BEGIN
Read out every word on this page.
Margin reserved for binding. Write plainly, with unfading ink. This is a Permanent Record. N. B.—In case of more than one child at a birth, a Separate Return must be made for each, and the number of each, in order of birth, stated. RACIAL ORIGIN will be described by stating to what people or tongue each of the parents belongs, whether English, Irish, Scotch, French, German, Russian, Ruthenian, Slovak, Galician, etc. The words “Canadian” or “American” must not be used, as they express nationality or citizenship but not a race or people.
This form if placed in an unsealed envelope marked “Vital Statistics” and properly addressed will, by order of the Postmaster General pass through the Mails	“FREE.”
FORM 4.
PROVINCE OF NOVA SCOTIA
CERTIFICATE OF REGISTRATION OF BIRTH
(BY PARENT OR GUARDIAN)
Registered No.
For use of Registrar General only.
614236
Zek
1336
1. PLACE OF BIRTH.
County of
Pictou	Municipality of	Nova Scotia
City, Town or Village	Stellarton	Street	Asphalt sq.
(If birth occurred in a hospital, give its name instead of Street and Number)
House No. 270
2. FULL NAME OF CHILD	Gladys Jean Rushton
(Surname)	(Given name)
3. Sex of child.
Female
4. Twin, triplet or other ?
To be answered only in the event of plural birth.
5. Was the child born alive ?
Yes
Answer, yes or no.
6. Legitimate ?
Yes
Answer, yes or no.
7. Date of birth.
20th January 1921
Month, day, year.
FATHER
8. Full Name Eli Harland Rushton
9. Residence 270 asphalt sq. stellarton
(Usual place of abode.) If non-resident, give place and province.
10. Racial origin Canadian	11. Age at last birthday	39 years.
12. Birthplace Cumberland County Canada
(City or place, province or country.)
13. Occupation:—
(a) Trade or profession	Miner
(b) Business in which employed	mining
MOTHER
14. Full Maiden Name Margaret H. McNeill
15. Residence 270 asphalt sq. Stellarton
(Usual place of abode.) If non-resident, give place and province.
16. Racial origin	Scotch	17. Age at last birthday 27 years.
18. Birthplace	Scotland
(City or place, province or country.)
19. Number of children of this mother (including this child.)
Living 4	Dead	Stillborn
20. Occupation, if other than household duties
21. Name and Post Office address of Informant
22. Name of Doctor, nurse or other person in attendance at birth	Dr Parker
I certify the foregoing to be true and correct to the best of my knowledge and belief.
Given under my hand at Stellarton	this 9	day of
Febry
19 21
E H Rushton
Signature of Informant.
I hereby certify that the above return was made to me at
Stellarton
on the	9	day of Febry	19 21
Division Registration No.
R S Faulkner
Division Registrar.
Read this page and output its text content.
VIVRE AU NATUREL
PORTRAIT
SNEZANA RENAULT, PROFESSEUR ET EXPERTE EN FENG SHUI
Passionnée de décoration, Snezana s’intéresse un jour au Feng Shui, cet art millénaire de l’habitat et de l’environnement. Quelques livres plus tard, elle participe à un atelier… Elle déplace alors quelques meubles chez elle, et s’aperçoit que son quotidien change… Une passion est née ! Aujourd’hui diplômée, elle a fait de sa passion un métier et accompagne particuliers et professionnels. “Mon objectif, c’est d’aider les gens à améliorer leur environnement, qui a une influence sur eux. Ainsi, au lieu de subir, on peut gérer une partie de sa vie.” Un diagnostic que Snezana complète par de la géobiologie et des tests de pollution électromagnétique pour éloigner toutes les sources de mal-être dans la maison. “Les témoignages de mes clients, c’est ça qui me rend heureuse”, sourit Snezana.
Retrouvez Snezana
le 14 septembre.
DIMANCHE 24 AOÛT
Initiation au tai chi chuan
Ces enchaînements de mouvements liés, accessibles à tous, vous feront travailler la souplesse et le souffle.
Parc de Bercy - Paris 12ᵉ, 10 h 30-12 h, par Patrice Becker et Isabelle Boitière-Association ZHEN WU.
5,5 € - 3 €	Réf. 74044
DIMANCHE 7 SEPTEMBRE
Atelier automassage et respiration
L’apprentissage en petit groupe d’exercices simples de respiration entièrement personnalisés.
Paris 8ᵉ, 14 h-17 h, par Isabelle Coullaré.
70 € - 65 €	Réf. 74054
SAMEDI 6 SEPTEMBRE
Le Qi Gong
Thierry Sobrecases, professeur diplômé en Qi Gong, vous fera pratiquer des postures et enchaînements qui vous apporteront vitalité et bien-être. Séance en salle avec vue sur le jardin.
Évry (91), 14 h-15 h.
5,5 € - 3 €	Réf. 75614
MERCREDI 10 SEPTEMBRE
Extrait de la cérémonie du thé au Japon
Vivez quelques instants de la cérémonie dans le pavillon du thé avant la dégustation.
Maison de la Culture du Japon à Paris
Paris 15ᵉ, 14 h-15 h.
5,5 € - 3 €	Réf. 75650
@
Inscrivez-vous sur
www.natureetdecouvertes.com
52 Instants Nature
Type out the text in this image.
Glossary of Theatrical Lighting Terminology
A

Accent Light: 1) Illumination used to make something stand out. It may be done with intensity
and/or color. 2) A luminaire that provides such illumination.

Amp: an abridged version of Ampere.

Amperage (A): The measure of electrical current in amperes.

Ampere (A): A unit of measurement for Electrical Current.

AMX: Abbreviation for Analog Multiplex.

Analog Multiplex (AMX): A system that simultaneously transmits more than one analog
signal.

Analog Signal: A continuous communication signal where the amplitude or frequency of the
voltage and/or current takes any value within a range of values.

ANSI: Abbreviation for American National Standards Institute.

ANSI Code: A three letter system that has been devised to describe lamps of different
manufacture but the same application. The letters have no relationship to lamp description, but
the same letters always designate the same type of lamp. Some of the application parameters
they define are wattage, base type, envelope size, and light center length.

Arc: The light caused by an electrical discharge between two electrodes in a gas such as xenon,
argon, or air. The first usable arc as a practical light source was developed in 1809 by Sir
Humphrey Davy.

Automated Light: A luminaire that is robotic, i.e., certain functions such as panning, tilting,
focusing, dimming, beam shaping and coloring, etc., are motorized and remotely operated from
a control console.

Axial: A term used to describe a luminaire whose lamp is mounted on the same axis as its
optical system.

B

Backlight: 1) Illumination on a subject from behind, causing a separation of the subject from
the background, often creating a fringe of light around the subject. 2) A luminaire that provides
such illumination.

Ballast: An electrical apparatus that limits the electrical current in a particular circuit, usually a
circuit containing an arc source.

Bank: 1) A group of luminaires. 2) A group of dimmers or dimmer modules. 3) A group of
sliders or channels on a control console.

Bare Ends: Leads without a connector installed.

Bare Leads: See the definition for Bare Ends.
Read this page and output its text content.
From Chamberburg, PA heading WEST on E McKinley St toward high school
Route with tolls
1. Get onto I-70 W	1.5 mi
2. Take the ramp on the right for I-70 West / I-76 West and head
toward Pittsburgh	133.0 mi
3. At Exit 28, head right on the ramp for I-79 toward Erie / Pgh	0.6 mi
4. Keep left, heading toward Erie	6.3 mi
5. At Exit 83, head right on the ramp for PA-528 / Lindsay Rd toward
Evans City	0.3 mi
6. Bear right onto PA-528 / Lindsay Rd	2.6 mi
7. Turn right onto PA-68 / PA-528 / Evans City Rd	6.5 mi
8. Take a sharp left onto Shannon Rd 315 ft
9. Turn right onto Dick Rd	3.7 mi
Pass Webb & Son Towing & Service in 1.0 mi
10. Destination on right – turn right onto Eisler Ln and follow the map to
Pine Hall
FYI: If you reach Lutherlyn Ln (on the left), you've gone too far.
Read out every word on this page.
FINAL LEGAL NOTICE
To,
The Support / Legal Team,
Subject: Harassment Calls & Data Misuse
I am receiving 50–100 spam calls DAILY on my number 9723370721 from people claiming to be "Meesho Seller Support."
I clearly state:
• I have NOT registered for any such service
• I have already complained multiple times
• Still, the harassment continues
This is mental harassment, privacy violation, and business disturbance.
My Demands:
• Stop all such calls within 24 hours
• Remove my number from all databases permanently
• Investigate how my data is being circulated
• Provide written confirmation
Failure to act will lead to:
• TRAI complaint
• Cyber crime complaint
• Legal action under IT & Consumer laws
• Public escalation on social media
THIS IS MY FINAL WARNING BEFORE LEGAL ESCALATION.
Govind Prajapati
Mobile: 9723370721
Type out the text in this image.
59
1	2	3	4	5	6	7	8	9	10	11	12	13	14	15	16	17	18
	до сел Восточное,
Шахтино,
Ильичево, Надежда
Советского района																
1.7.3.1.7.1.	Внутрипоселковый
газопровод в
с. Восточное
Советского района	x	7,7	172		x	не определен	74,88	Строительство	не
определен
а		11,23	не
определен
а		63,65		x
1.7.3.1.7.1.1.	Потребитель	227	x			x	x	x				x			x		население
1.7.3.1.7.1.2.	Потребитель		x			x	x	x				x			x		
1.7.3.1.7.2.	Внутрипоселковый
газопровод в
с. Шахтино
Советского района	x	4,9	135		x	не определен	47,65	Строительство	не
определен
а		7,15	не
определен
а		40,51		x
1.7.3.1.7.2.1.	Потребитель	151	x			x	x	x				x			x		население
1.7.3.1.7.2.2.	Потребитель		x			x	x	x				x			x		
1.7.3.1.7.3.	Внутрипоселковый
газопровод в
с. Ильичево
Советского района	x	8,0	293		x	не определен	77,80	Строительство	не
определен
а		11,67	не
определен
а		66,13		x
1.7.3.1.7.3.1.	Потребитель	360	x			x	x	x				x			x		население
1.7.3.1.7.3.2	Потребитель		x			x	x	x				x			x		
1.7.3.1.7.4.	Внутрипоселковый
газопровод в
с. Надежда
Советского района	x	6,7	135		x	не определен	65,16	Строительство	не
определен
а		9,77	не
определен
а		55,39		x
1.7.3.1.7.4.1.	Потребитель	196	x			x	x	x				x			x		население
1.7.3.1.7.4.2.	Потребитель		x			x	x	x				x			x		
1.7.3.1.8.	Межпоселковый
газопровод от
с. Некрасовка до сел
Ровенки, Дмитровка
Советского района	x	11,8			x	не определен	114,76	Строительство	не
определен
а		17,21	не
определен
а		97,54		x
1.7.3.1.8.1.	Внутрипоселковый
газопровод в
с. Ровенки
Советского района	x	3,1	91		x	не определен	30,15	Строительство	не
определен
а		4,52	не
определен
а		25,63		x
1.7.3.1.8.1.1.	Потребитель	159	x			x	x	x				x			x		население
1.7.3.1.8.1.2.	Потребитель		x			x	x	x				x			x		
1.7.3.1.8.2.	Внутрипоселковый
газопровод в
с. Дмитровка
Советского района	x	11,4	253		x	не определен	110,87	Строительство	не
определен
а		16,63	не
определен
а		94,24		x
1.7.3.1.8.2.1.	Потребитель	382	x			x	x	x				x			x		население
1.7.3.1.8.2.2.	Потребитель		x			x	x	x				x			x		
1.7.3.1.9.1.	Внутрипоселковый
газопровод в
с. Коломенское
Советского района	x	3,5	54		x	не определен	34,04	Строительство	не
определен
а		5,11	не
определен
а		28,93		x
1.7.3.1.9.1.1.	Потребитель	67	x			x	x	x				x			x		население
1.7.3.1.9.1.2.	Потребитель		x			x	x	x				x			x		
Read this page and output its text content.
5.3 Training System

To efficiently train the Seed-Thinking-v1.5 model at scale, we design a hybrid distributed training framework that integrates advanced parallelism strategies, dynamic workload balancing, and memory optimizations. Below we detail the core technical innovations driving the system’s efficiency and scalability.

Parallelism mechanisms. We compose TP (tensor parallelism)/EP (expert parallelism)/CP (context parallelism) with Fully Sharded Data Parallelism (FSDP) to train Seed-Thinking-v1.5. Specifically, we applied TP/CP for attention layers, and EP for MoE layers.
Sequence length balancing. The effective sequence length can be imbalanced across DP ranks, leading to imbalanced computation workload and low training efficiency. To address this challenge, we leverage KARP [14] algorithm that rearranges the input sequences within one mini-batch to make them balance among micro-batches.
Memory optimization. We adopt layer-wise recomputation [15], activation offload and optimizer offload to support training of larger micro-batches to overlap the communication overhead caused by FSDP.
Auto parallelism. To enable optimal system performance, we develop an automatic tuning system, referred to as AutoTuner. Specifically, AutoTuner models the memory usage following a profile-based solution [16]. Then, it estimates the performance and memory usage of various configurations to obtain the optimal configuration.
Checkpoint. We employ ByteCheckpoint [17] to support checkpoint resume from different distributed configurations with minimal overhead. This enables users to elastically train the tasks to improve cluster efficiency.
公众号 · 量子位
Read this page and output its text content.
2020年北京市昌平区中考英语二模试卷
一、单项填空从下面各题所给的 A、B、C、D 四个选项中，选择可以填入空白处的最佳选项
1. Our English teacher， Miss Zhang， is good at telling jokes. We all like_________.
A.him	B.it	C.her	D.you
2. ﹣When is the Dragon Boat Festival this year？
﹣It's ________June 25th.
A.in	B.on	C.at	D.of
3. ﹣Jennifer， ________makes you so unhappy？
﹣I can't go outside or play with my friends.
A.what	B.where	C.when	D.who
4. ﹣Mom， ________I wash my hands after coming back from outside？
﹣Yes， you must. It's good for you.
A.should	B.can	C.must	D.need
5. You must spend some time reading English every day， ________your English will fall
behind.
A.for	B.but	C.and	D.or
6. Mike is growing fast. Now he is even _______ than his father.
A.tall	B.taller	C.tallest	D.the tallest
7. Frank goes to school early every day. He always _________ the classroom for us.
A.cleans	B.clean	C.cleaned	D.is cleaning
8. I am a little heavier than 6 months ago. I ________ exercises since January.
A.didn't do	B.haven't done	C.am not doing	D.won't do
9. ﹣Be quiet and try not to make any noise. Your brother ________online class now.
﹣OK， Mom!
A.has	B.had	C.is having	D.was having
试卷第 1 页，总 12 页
END
*Brief*. Using the records above, gather all lines where the string "ramp" is present.

*Exercise solution*.
2. Take the ramp on the right for I-70 West / I-76 West and head
3. At Exit 28, head right on the ramp for I-79 toward Erie / Pgh	0.6 mi
5. At Exit 83, head right on the ramp for PA-528 / Lindsay Rd toward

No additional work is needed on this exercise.